What is required
Skip any picture you find and retype all the remaining lines exactly.

Exercise input

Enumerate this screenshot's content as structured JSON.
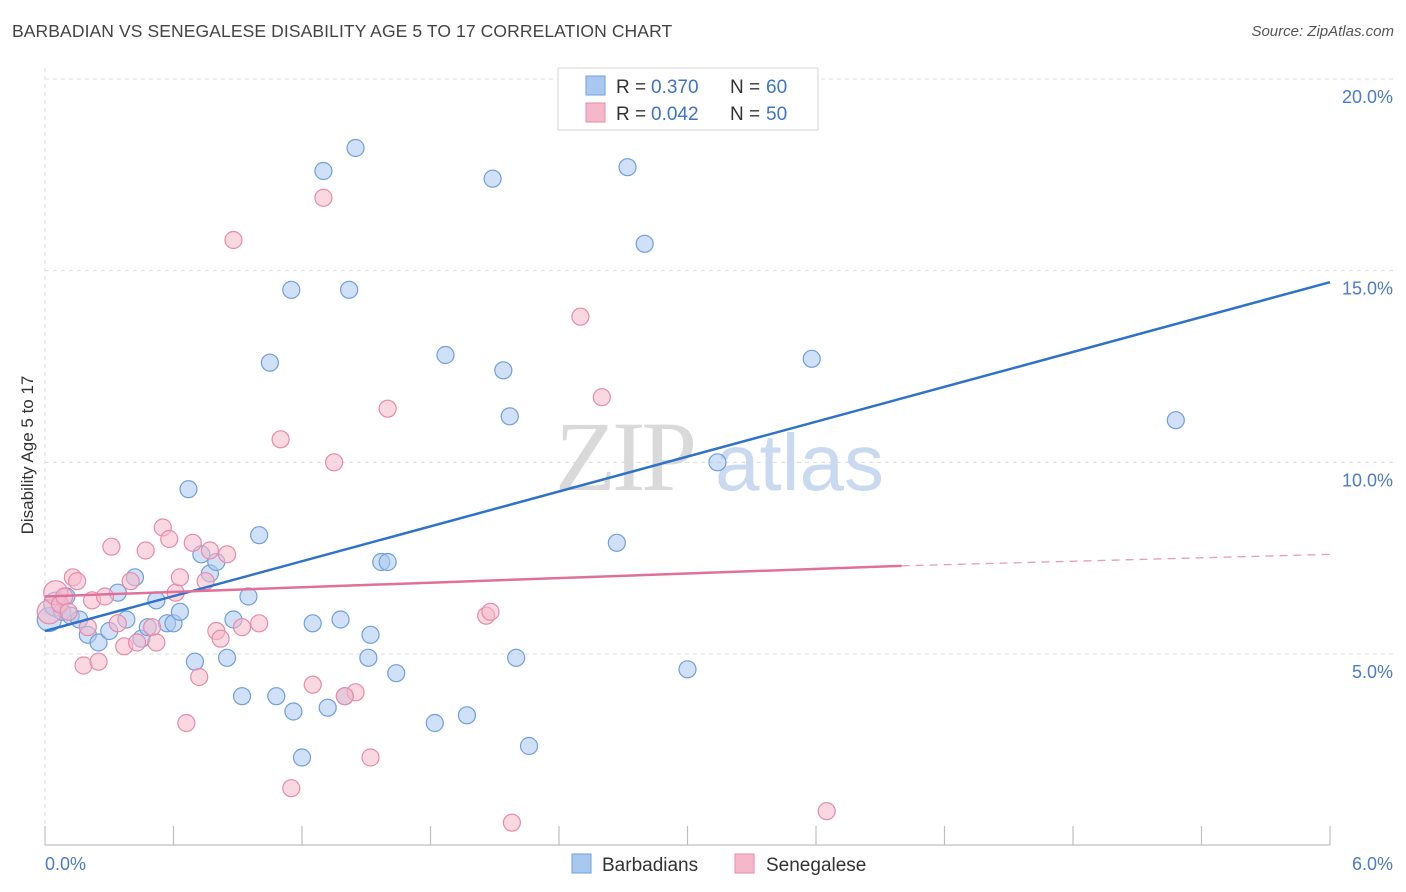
{
  "header": {
    "title": "BARBADIAN VS SENEGALESE DISABILITY AGE 5 TO 17 CORRELATION CHART",
    "source": "Source: ZipAtlas.com"
  },
  "watermark": {
    "zip": "ZIP",
    "atlas": "atlas"
  },
  "legend": {
    "rows": [
      {
        "r_label": "R = ",
        "r_value": "0.370",
        "n_label": "N = ",
        "n_value": "60",
        "color": "#a9c8f0"
      },
      {
        "r_label": "R = ",
        "r_value": "0.042",
        "n_label": "N = ",
        "n_value": "50",
        "color": "#f5b8cb"
      }
    ]
  },
  "bottom_legend": {
    "items": [
      "Barbadians",
      "Senegalese"
    ]
  },
  "colors": {
    "blue_fill": "#a9c8f0",
    "blue_stroke": "#6f9fdc",
    "blue_line": "#2f72c9",
    "pink_fill": "#f5b8cb",
    "pink_stroke": "#e88aa8",
    "pink_line": "#e0709a",
    "grid": "#dcdcdc",
    "tick_label": "#4a7cc7"
  },
  "chart_data": {
    "type": "scatter",
    "title": "BARBADIAN VS SENEGALESE DISABILITY AGE 5 TO 17 CORRELATION CHART",
    "xlabel": "",
    "ylabel": "Disability Age 5 to 17",
    "xlim": [
      0,
      6
    ],
    "ylim": [
      0,
      20.5
    ],
    "x_tick_labels": [
      "0.0%",
      "6.0%"
    ],
    "y_ticks": [
      5,
      10,
      15,
      20
    ],
    "y_tick_labels": [
      "5.0%",
      "10.0%",
      "15.0%",
      "20.0%"
    ],
    "grid": true,
    "legend_position": "top-center",
    "series": [
      {
        "name": "Barbadians",
        "color": "#a9c8f0",
        "r": 0.37,
        "n": 60,
        "trend": {
          "x": [
            0,
            6
          ],
          "y": [
            5.6,
            14.7
          ],
          "style": "solid"
        },
        "points": [
          [
            0.02,
            5.9
          ],
          [
            0.05,
            6.3
          ],
          [
            0.08,
            6.1
          ],
          [
            0.1,
            6.5
          ],
          [
            0.12,
            6.0
          ],
          [
            0.16,
            5.9
          ],
          [
            0.2,
            5.5
          ],
          [
            0.25,
            5.3
          ],
          [
            0.3,
            5.6
          ],
          [
            0.34,
            6.6
          ],
          [
            0.38,
            5.9
          ],
          [
            0.42,
            7.0
          ],
          [
            0.45,
            5.4
          ],
          [
            0.48,
            5.7
          ],
          [
            0.52,
            6.4
          ],
          [
            0.57,
            5.8
          ],
          [
            0.6,
            5.8
          ],
          [
            0.63,
            6.1
          ],
          [
            0.67,
            9.3
          ],
          [
            0.7,
            4.8
          ],
          [
            0.73,
            7.6
          ],
          [
            0.77,
            7.1
          ],
          [
            0.8,
            7.4
          ],
          [
            0.85,
            4.9
          ],
          [
            0.88,
            5.9
          ],
          [
            0.92,
            3.9
          ],
          [
            0.95,
            6.5
          ],
          [
            1.0,
            8.1
          ],
          [
            1.05,
            12.6
          ],
          [
            1.08,
            3.9
          ],
          [
            1.15,
            14.5
          ],
          [
            1.16,
            3.5
          ],
          [
            1.2,
            2.3
          ],
          [
            1.25,
            5.8
          ],
          [
            1.3,
            17.6
          ],
          [
            1.32,
            3.6
          ],
          [
            1.38,
            5.9
          ],
          [
            1.4,
            3.9
          ],
          [
            1.42,
            14.5
          ],
          [
            1.45,
            18.2
          ],
          [
            1.51,
            4.9
          ],
          [
            1.52,
            5.5
          ],
          [
            1.57,
            7.4
          ],
          [
            1.6,
            7.4
          ],
          [
            1.64,
            4.5
          ],
          [
            1.82,
            3.2
          ],
          [
            1.87,
            12.8
          ],
          [
            1.97,
            3.4
          ],
          [
            2.09,
            17.4
          ],
          [
            2.14,
            12.4
          ],
          [
            2.17,
            11.2
          ],
          [
            2.2,
            4.9
          ],
          [
            2.26,
            2.6
          ],
          [
            2.67,
            7.9
          ],
          [
            2.72,
            17.7
          ],
          [
            2.8,
            15.7
          ],
          [
            3.0,
            4.6
          ],
          [
            3.14,
            10.0
          ],
          [
            3.58,
            12.7
          ],
          [
            5.28,
            11.1
          ]
        ]
      },
      {
        "name": "Senegalese",
        "color": "#f5b8cb",
        "r": 0.042,
        "n": 50,
        "trend": {
          "x": [
            0,
            4.0
          ],
          "y": [
            6.5,
            7.3
          ],
          "style": "solid",
          "dashed_to": [
            6,
            7.6
          ]
        },
        "points": [
          [
            0.02,
            6.1
          ],
          [
            0.05,
            6.6
          ],
          [
            0.07,
            6.3
          ],
          [
            0.09,
            6.5
          ],
          [
            0.11,
            6.1
          ],
          [
            0.13,
            7.0
          ],
          [
            0.15,
            6.9
          ],
          [
            0.18,
            4.7
          ],
          [
            0.2,
            5.7
          ],
          [
            0.22,
            6.4
          ],
          [
            0.25,
            4.8
          ],
          [
            0.28,
            6.5
          ],
          [
            0.31,
            7.8
          ],
          [
            0.34,
            5.8
          ],
          [
            0.37,
            5.2
          ],
          [
            0.4,
            6.9
          ],
          [
            0.43,
            5.3
          ],
          [
            0.47,
            7.7
          ],
          [
            0.5,
            5.7
          ],
          [
            0.52,
            5.3
          ],
          [
            0.55,
            8.3
          ],
          [
            0.58,
            8.0
          ],
          [
            0.61,
            6.6
          ],
          [
            0.63,
            7.0
          ],
          [
            0.66,
            3.2
          ],
          [
            0.69,
            7.9
          ],
          [
            0.72,
            4.4
          ],
          [
            0.75,
            6.9
          ],
          [
            0.77,
            7.7
          ],
          [
            0.8,
            5.6
          ],
          [
            0.82,
            5.4
          ],
          [
            0.85,
            7.6
          ],
          [
            0.88,
            15.8
          ],
          [
            0.92,
            5.7
          ],
          [
            1.0,
            5.8
          ],
          [
            1.1,
            10.6
          ],
          [
            1.15,
            1.5
          ],
          [
            1.25,
            4.2
          ],
          [
            1.3,
            16.9
          ],
          [
            1.35,
            10.0
          ],
          [
            1.45,
            4.0
          ],
          [
            1.52,
            2.3
          ],
          [
            1.6,
            11.4
          ],
          [
            2.06,
            6.0
          ],
          [
            2.08,
            6.1
          ],
          [
            2.18,
            0.6
          ],
          [
            2.5,
            13.8
          ],
          [
            2.6,
            11.7
          ],
          [
            3.65,
            0.9
          ],
          [
            1.4,
            3.9
          ]
        ]
      }
    ]
  }
}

Exercise solution
Enumerate this screenshot's content as structured JSON.
{
  "header": {
    "title": "BARBADIAN VS SENEGALESE DISABILITY AGE 5 TO 17 CORRELATION CHART",
    "source": "Source: ZipAtlas.com"
  },
  "watermark": {
    "zip": "ZIP",
    "atlas": "atlas"
  },
  "legend": {
    "rows": [
      {
        "r_label": "R = ",
        "r_value": "0.370",
        "n_label": "N = ",
        "n_value": "60",
        "color": "#a9c8f0"
      },
      {
        "r_label": "R = ",
        "r_value": "0.042",
        "n_label": "N = ",
        "n_value": "50",
        "color": "#f5b8cb"
      }
    ]
  },
  "bottom_legend": {
    "items": [
      "Barbadians",
      "Senegalese"
    ]
  },
  "colors": {
    "blue_fill": "#a9c8f0",
    "blue_stroke": "#6f9fdc",
    "blue_line": "#2f72c9",
    "pink_fill": "#f5b8cb",
    "pink_stroke": "#e88aa8",
    "pink_line": "#e0709a",
    "grid": "#dcdcdc",
    "tick_label": "#4a7cc7"
  },
  "chart_data": {
    "type": "scatter",
    "title": "BARBADIAN VS SENEGALESE DISABILITY AGE 5 TO 17 CORRELATION CHART",
    "xlabel": "",
    "ylabel": "Disability Age 5 to 17",
    "xlim": [
      0,
      6
    ],
    "ylim": [
      0,
      20.5
    ],
    "x_tick_labels": [
      "0.0%",
      "6.0%"
    ],
    "y_ticks": [
      5,
      10,
      15,
      20
    ],
    "y_tick_labels": [
      "5.0%",
      "10.0%",
      "15.0%",
      "20.0%"
    ],
    "grid": true,
    "legend_position": "top-center",
    "series": [
      {
        "name": "Barbadians",
        "color": "#a9c8f0",
        "r": 0.37,
        "n": 60,
        "trend": {
          "x": [
            0,
            6
          ],
          "y": [
            5.6,
            14.7
          ],
          "style": "solid"
        },
        "points": [
          [
            0.02,
            5.9
          ],
          [
            0.05,
            6.3
          ],
          [
            0.08,
            6.1
          ],
          [
            0.1,
            6.5
          ],
          [
            0.12,
            6.0
          ],
          [
            0.16,
            5.9
          ],
          [
            0.2,
            5.5
          ],
          [
            0.25,
            5.3
          ],
          [
            0.3,
            5.6
          ],
          [
            0.34,
            6.6
          ],
          [
            0.38,
            5.9
          ],
          [
            0.42,
            7.0
          ],
          [
            0.45,
            5.4
          ],
          [
            0.48,
            5.7
          ],
          [
            0.52,
            6.4
          ],
          [
            0.57,
            5.8
          ],
          [
            0.6,
            5.8
          ],
          [
            0.63,
            6.1
          ],
          [
            0.67,
            9.3
          ],
          [
            0.7,
            4.8
          ],
          [
            0.73,
            7.6
          ],
          [
            0.77,
            7.1
          ],
          [
            0.8,
            7.4
          ],
          [
            0.85,
            4.9
          ],
          [
            0.88,
            5.9
          ],
          [
            0.92,
            3.9
          ],
          [
            0.95,
            6.5
          ],
          [
            1.0,
            8.1
          ],
          [
            1.05,
            12.6
          ],
          [
            1.08,
            3.9
          ],
          [
            1.15,
            14.5
          ],
          [
            1.16,
            3.5
          ],
          [
            1.2,
            2.3
          ],
          [
            1.25,
            5.8
          ],
          [
            1.3,
            17.6
          ],
          [
            1.32,
            3.6
          ],
          [
            1.38,
            5.9
          ],
          [
            1.4,
            3.9
          ],
          [
            1.42,
            14.5
          ],
          [
            1.45,
            18.2
          ],
          [
            1.51,
            4.9
          ],
          [
            1.52,
            5.5
          ],
          [
            1.57,
            7.4
          ],
          [
            1.6,
            7.4
          ],
          [
            1.64,
            4.5
          ],
          [
            1.82,
            3.2
          ],
          [
            1.87,
            12.8
          ],
          [
            1.97,
            3.4
          ],
          [
            2.09,
            17.4
          ],
          [
            2.14,
            12.4
          ],
          [
            2.17,
            11.2
          ],
          [
            2.2,
            4.9
          ],
          [
            2.26,
            2.6
          ],
          [
            2.67,
            7.9
          ],
          [
            2.72,
            17.7
          ],
          [
            2.8,
            15.7
          ],
          [
            3.0,
            4.6
          ],
          [
            3.14,
            10.0
          ],
          [
            3.58,
            12.7
          ],
          [
            5.28,
            11.1
          ]
        ]
      },
      {
        "name": "Senegalese",
        "color": "#f5b8cb",
        "r": 0.042,
        "n": 50,
        "trend": {
          "x": [
            0,
            4.0
          ],
          "y": [
            6.5,
            7.3
          ],
          "style": "solid",
          "dashed_to": [
            6,
            7.6
          ]
        },
        "points": [
          [
            0.02,
            6.1
          ],
          [
            0.05,
            6.6
          ],
          [
            0.07,
            6.3
          ],
          [
            0.09,
            6.5
          ],
          [
            0.11,
            6.1
          ],
          [
            0.13,
            7.0
          ],
          [
            0.15,
            6.9
          ],
          [
            0.18,
            4.7
          ],
          [
            0.2,
            5.7
          ],
          [
            0.22,
            6.4
          ],
          [
            0.25,
            4.8
          ],
          [
            0.28,
            6.5
          ],
          [
            0.31,
            7.8
          ],
          [
            0.34,
            5.8
          ],
          [
            0.37,
            5.2
          ],
          [
            0.4,
            6.9
          ],
          [
            0.43,
            5.3
          ],
          [
            0.47,
            7.7
          ],
          [
            0.5,
            5.7
          ],
          [
            0.52,
            5.3
          ],
          [
            0.55,
            8.3
          ],
          [
            0.58,
            8.0
          ],
          [
            0.61,
            6.6
          ],
          [
            0.63,
            7.0
          ],
          [
            0.66,
            3.2
          ],
          [
            0.69,
            7.9
          ],
          [
            0.72,
            4.4
          ],
          [
            0.75,
            6.9
          ],
          [
            0.77,
            7.7
          ],
          [
            0.8,
            5.6
          ],
          [
            0.82,
            5.4
          ],
          [
            0.85,
            7.6
          ],
          [
            0.88,
            15.8
          ],
          [
            0.92,
            5.7
          ],
          [
            1.0,
            5.8
          ],
          [
            1.1,
            10.6
          ],
          [
            1.15,
            1.5
          ],
          [
            1.25,
            4.2
          ],
          [
            1.3,
            16.9
          ],
          [
            1.35,
            10.0
          ],
          [
            1.45,
            4.0
          ],
          [
            1.52,
            2.3
          ],
          [
            1.6,
            11.4
          ],
          [
            2.06,
            6.0
          ],
          [
            2.08,
            6.1
          ],
          [
            2.18,
            0.6
          ],
          [
            2.5,
            13.8
          ],
          [
            2.6,
            11.7
          ],
          [
            3.65,
            0.9
          ],
          [
            1.4,
            3.9
          ]
        ]
      }
    ]
  }
}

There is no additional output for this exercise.